++++ EXTRACTED MATERIAL ++++
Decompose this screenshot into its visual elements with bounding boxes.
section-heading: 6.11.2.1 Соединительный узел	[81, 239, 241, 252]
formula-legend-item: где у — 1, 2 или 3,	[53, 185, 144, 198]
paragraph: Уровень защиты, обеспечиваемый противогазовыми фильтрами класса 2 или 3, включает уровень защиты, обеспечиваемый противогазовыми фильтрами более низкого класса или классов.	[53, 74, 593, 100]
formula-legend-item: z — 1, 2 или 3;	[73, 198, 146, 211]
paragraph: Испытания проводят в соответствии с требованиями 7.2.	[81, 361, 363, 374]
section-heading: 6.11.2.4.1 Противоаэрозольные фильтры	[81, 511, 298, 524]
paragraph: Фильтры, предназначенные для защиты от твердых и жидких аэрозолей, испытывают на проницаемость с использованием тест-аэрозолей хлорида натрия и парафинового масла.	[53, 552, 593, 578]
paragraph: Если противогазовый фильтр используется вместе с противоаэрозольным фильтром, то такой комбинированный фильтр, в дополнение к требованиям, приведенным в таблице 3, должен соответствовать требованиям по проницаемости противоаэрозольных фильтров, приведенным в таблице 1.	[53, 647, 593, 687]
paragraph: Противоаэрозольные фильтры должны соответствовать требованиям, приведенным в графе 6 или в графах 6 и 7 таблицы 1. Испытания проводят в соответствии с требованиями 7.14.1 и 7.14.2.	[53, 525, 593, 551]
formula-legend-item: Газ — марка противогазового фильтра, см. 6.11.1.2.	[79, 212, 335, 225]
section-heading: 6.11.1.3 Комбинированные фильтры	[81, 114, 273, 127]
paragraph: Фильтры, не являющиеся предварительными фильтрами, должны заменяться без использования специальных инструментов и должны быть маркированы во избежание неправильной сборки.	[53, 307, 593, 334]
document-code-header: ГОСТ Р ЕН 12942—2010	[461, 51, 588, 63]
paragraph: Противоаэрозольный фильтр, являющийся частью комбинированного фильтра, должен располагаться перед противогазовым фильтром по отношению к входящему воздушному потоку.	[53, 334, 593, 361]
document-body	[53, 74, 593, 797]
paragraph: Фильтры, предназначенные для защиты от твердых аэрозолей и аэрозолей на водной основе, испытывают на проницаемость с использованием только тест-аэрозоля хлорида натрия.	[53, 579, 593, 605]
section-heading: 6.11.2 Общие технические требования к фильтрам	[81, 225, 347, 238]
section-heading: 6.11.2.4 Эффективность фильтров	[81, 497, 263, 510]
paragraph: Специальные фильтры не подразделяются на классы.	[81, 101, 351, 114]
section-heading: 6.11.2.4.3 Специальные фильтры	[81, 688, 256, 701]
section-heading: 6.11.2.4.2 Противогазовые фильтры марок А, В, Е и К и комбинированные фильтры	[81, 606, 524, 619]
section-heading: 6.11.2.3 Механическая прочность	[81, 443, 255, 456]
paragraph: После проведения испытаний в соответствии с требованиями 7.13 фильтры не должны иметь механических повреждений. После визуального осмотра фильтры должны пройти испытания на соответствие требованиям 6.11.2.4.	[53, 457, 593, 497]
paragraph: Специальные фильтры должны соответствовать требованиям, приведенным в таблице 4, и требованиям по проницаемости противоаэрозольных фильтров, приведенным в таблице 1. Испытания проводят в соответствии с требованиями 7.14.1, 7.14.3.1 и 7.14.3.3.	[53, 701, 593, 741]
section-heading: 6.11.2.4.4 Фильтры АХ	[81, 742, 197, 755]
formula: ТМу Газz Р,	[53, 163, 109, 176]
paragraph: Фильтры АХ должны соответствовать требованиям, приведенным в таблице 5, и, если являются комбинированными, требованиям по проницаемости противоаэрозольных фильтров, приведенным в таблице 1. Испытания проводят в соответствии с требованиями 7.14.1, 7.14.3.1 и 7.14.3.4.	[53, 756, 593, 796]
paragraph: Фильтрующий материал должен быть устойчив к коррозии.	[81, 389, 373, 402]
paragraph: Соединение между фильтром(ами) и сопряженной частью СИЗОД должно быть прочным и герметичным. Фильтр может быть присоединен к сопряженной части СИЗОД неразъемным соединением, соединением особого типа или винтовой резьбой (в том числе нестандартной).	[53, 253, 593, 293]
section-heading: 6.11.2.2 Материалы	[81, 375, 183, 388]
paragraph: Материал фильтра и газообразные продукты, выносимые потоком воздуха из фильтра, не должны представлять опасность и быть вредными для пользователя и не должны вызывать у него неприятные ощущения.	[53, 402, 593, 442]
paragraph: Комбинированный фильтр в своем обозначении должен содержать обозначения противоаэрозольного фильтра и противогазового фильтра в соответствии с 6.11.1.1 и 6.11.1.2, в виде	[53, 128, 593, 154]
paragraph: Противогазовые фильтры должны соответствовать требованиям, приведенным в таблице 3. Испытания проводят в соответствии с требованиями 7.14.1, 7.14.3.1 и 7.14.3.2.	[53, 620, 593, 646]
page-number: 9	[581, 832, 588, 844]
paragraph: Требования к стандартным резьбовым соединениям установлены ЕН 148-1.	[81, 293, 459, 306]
++++
- _JOB_:
Render every line of the records above as a JSON list of strings, one string per line, leaving out any blank lines.

- _FINISHED TASK_:
[
  "Decompose this screenshot into its visual elements with bounding boxes.",
  "section-heading: 6.11.2.1 Соединительный узел\t[81, 239, 241, 252]",
  "formula-legend-item: где у — 1, 2 или 3,\t[53, 185, 144, 198]",
  "paragraph: Уровень защиты, обеспечиваемый противогазовыми фильтрами класса 2 или 3, включает уровень защиты, обеспечиваемый противогазовыми фильтрами более низкого класса или классов.\t[53, 74, 593, 100]",
  "formula-legend-item: z — 1, 2 или 3;\t[73, 198, 146, 211]",
  "paragraph: Испытания проводят в соответствии с требованиями 7.2.\t[81, 361, 363, 374]",
  "section-heading: 6.11.2.4.1 Противоаэрозольные фильтры\t[81, 511, 298, 524]",
  "paragraph: Фильтры, предназначенные для защиты от твердых и жидких аэрозолей, испытывают на проницаемость с использованием тест-аэрозолей хлорида натрия и парафинового масла.\t[53, 552, 593, 578]",
  "paragraph: Если противогазовый фильтр используется вместе с противоаэрозольным фильтром, то такой комбинированный фильтр, в дополнение к требованиям, приведенным в таблице 3, должен соответствовать требованиям по проницаемости противоаэрозольных фильтров, приведенным в таблице 1.\t[53, 647, 593, 687]",
  "paragraph: Противоаэрозольные фильтры должны соответствовать требованиям, приведенным в графе 6 или в графах 6 и 7 таблицы 1. Испытания проводят в соответствии с требованиями 7.14.1 и 7.14.2.\t[53, 525, 593, 551]",
  "formula-legend-item: Газ — марка противогазового фильтра, см. 6.11.1.2.\t[79, 212, 335, 225]",
  "section-heading: 6.11.1.3 Комбинированные фильтры\t[81, 114, 273, 127]",
  "paragraph: Фильтры, не являющиеся предварительными фильтрами, должны заменяться без использования специальных инструментов и должны быть маркированы во избежание неправильной сборки.\t[53, 307, 593, 334]",
  "document-code-header: ГОСТ Р ЕН 12942—2010\t[461, 51, 588, 63]",
  "paragraph: Противоаэрозольный фильтр, являющийся частью комбинированного фильтра, должен располагаться перед противогазовым фильтром по отношению к входящему воздушному потоку.\t[53, 334, 593, 361]",
  "document-body\t[53, 74, 593, 797]",
  "paragraph: Фильтры, предназначенные для защиты от твердых аэрозолей и аэрозолей на водной основе, испытывают на проницаемость с использованием только тест-аэрозоля хлорида натрия.\t[53, 579, 593, 605]",
  "section-heading: 6.11.2 Общие технические требования к фильтрам\t[81, 225, 347, 238]",
  "section-heading: 6.11.2.4 Эффективность фильтров\t[81, 497, 263, 510]",
  "paragraph: Специальные фильтры не подразделяются на классы.\t[81, 101, 351, 114]",
  "section-heading: 6.11.2.4.3 Специальные фильтры\t[81, 688, 256, 701]",
  "section-heading: 6.11.2.4.2 Противогазовые фильтры марок А, В, Е и К и комбинированные фильтры\t[81, 606, 524, 619]",
  "section-heading: 6.11.2.3 Механическая прочность\t[81, 443, 255, 456]",
  "paragraph: После проведения испытаний в соответствии с требованиями 7.13 фильтры не должны иметь механических повреждений. После визуального осмотра фильтры должны пройти испытания на соответствие требованиям 6.11.2.4.\t[53, 457, 593, 497]",
  "paragraph: Специальные фильтры должны соответствовать требованиям, приведенным в таблице 4, и требованиям по проницаемости противоаэрозольных фильтров, приведенным в таблице 1. Испытания проводят в соответствии с требованиями 7.14.1, 7.14.3.1 и 7.14.3.3.\t[53, 701, 593, 741]",
  "section-heading: 6.11.2.4.4 Фильтры АХ\t[81, 742, 197, 755]",
  "formula: ТМу Газz Р,\t[53, 163, 109, 176]",
  "paragraph: Фильтры АХ должны соответствовать требованиям, приведенным в таблице 5, и, если являются комбинированными, требованиям по проницаемости противоаэрозольных фильтров, приведенным в таблице 1. Испытания проводят в соответствии с требованиями 7.14.1, 7.14.3.1 и 7.14.3.4.\t[53, 756, 593, 796]",
  "paragraph: Фильтрующий материал должен быть устойчив к коррозии.\t[81, 389, 373, 402]",
  "paragraph: Соединение между фильтром(ами) и сопряженной частью СИЗОД должно быть прочным и герметичным. Фильтр может быть присоединен к сопряженной части СИЗОД неразъемным соединением, соединением особого типа или винтовой резьбой (в том числе нестандартной).\t[53, 253, 593, 293]",
  "section-heading: 6.11.2.2 Материалы\t[81, 375, 183, 388]",
  "paragraph: Материал фильтра и газообразные продукты, выносимые потоком воздуха из фильтра, не должны представлять опасность и быть вредными для пользователя и не должны вызывать у него неприятные ощущения.\t[53, 402, 593, 442]",
  "paragraph: Комбинированный фильтр в своем обозначении должен содержать обозначения противоаэрозольного фильтра и противогазового фильтра в соответствии с 6.11.1.1 и 6.11.1.2, в виде\t[53, 128, 593, 154]",
  "paragraph: Противогазовые фильтры должны соответствовать требованиям, приведенным в таблице 3. Испытания проводят в соответствии с требованиями 7.14.1, 7.14.3.1 и 7.14.3.2.\t[53, 620, 593, 646]",
  "page-number: 9\t[581, 832, 588, 844]",
  "paragraph: Требования к стандартным резьбовым соединениям установлены ЕН 148-1.\t[81, 293, 459, 306]"
]